▸ Texte fourni:
════════

Après la mise en examen de six personnes, dont l’une est décédée en 2019, le juge d’instruction a rendu une ordonnance de renvoi pour qu’elles soient jugées pour complicité de corruption active, recel, abus de biens sociaux, faux et usage. La juridiction de première instance, par un jugement du 11 janvier 2021, a annulé les actes d’enquête et d’information judiciaire ayant conduis au renvoi, en considérant que seule la nullité de l’entière procédure constitue une sanction effective de la violation du droit à un procès équitable [4]. À la suite d’un appel du ministère public et des parties civiles, la cour d’appel a quant à elle prononcé l’annulation partielle des poursuites, dans un arrêt du 15 septembre 2021, et ordonné le renvoi à une audience ultérieure des deux prévenus pour les faits ne relevant pas du volet corruption de l’affaire [5]. Les juges d’appel ont en effet choisi de sanctionner procéduralement la durée déraisonnable du procès, au motif que les deux décennies écoulées depuis la mise en mouvement de l’action publique auraient irrémédiablement affecté l’équité du procès. Ils soulignent d’abord, qu’en raison du dépassement du délai raisonnable de la procédure, deux des prévenus n’ont plus les capacités physique et intellectuelle de participer à leur procès, de prendre part au débat contradictoire et d’exercer leurs droits de la défense, y compris avec l’assistance de leurs avocats. Ensuite, la cour d’appel ajoute qu’il découle de cette situation, et du décès de l’une des personnes mises en examen, l’impossibilité pour l’ensemble des parties de bénéficier d’un débat contradictoire et d’exercer de manière effective leurs droits de la défense.

════════

▸ Énoncé écrit a:
Extrayez des enregistrements chaque ligne contenant la chaîne "brace", en tenant compte de la casse.

════════

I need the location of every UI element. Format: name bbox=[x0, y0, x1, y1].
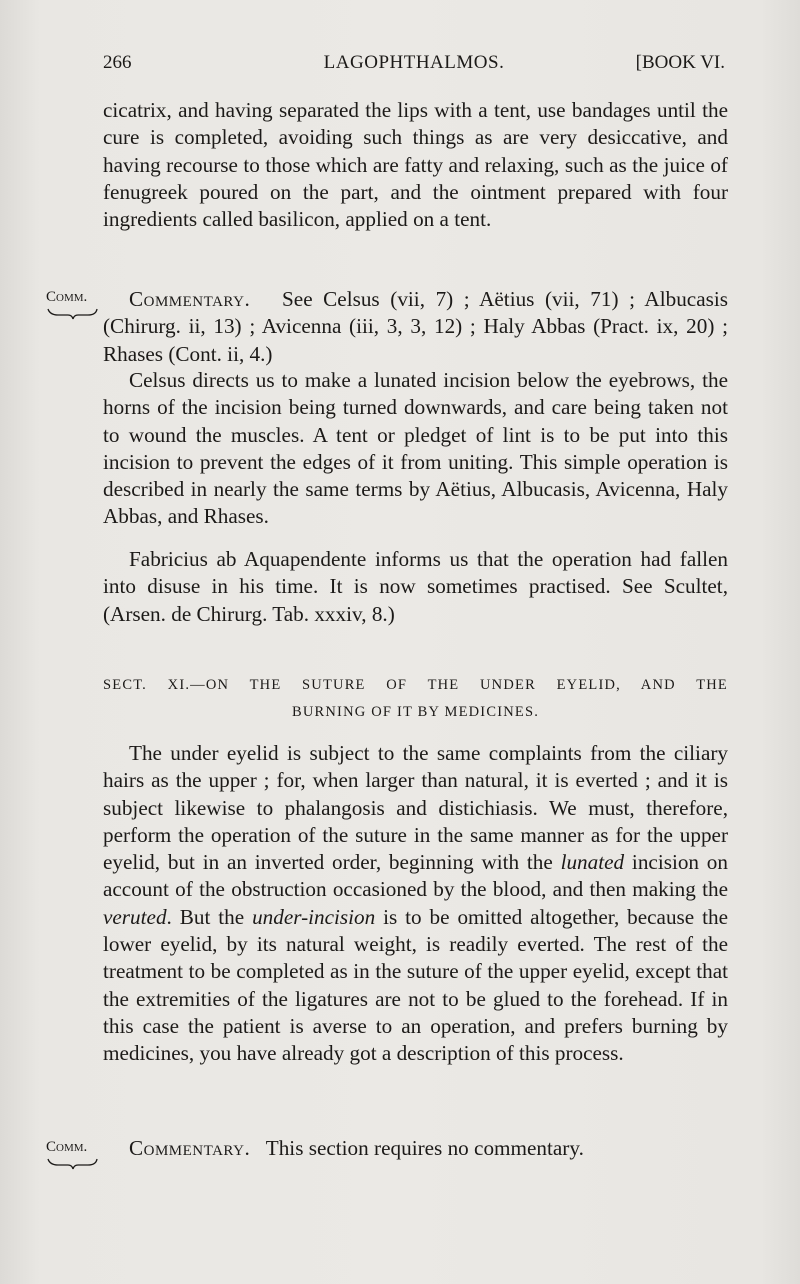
book-label: [BOOK VI. bbox=[635, 52, 725, 73]
section-title bbox=[103, 672, 728, 726]
paragraph-block-2 bbox=[103, 367, 728, 531]
term-lunated: lunated bbox=[560, 850, 625, 875]
paragraph-4-part-3: . But the bbox=[166, 904, 253, 929]
page-number: 266 bbox=[103, 52, 132, 73]
section-title-line-1: SECT. XI.—ON THE SUTURE OF THE UNDER EYELID, AND THE bbox=[103, 677, 728, 693]
brace-icon bbox=[46, 1156, 98, 1170]
paragraph-4-part-1: The under eyelid is subject to the same complaints from the ciliary hairs as the upper ; for, when larger than natural, it is everted ; and it is subject likewise to phalangosis and distichiasis. We must, therefore, perform the operation of the suture in the same manner as for the upper eyelid, but in an inverted order, beginning with the bbox=[103, 741, 728, 875]
running-title: LAGOPHTHALMOS. bbox=[323, 52, 505, 73]
commentary-1-text: See Celsus (vii, 7) ; Aëtius (vii, 71) ; Albucasis (Chirurg. ii, 13) ; Avicenna (iii, 3, 3, 12) ; Haly Abbas (Pract. ix, 20) ; Rhases (Cont. ii, 4.) bbox=[103, 287, 728, 366]
commentary-2-paragraph bbox=[103, 1135, 728, 1162]
paragraph-block-3 bbox=[103, 546, 728, 628]
commentary-1-paragraph bbox=[103, 286, 728, 368]
page-header bbox=[103, 52, 725, 80]
section-title-line-2: BURNING OF IT BY MEDICINES. bbox=[291, 704, 540, 720]
margin-note-comm-2: Comm. bbox=[46, 1139, 88, 1155]
commentary-1-label: Commentary. bbox=[129, 287, 251, 311]
paragraph-4 bbox=[103, 740, 728, 1068]
brace-icon bbox=[46, 306, 98, 320]
paragraph-3: Fabricius ab Aquapendente informs us that the operation had fallen into disuse in his time. It is now sometimes practised. See Scultet, (Arsen. de Chirurg. Tab. xxxiv, 8.) bbox=[103, 547, 728, 626]
commentary-2 bbox=[103, 1135, 728, 1162]
margin-note-comm-1: Comm. bbox=[46, 289, 88, 305]
term-veruted: veruted bbox=[103, 904, 167, 929]
paragraph-block-4 bbox=[103, 740, 728, 1068]
commentary-2-text: This section requires no commentary. bbox=[265, 1136, 584, 1160]
commentary-1 bbox=[103, 286, 728, 368]
term-under-incision: under-incision bbox=[252, 904, 376, 929]
commentary-2-label: Commentary. bbox=[129, 1136, 251, 1160]
paragraph-continuation bbox=[103, 97, 728, 233]
paragraph-4-part-2: incision on account of the obstruction occasioned by the blood, and then making the bbox=[103, 850, 728, 902]
paragraph-2: Celsus directs us to make a lunated incision below the eyebrows, the horns of the incision being turned downwards, and care being taken not to wound the muscles. A tent or pledget of lint is to be put into this incision to prevent the edges of it from uniting. This simple operation is described in nearly the same terms by Aëtius, Albucasis, Avicenna, Haly Abbas, and Rhases. bbox=[103, 368, 728, 529]
paragraph-1: cicatrix, and having separated the lips with a tent, use bandages until the cure is completed, avoiding such things as are very desiccative, and having recourse to those which are fatty and relaxing, such as the juice of fenugreek poured on the part, and the ointment prepared with four ingredients called basilicon, applied on a tent. bbox=[103, 98, 728, 232]
paragraph-4-part-4: is to be omitted altogether, because the lower eyelid, by its natural weight, is readily everted. The rest of the treatment to be completed as in the suture of the upper eyelid, except that the extremities of the ligatures are not to be glued to the forehead. If in this case the patient is averse to an operation, and prefers burning by medicines, you have already got a description of this process. bbox=[103, 904, 728, 1066]
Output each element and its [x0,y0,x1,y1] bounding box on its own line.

════════

▸ Énoncé écrit b:
Selon le texte fourni, à quelle date la cour d'appel a-t-elle rendu son arrêt ?

▸ Réponse a:
brace-icon bbox=[46, 1156, 98, 1170]
brace-icon bbox=[46, 306, 98, 320]

▸ Réponse b:
Le 15 septembre 2021.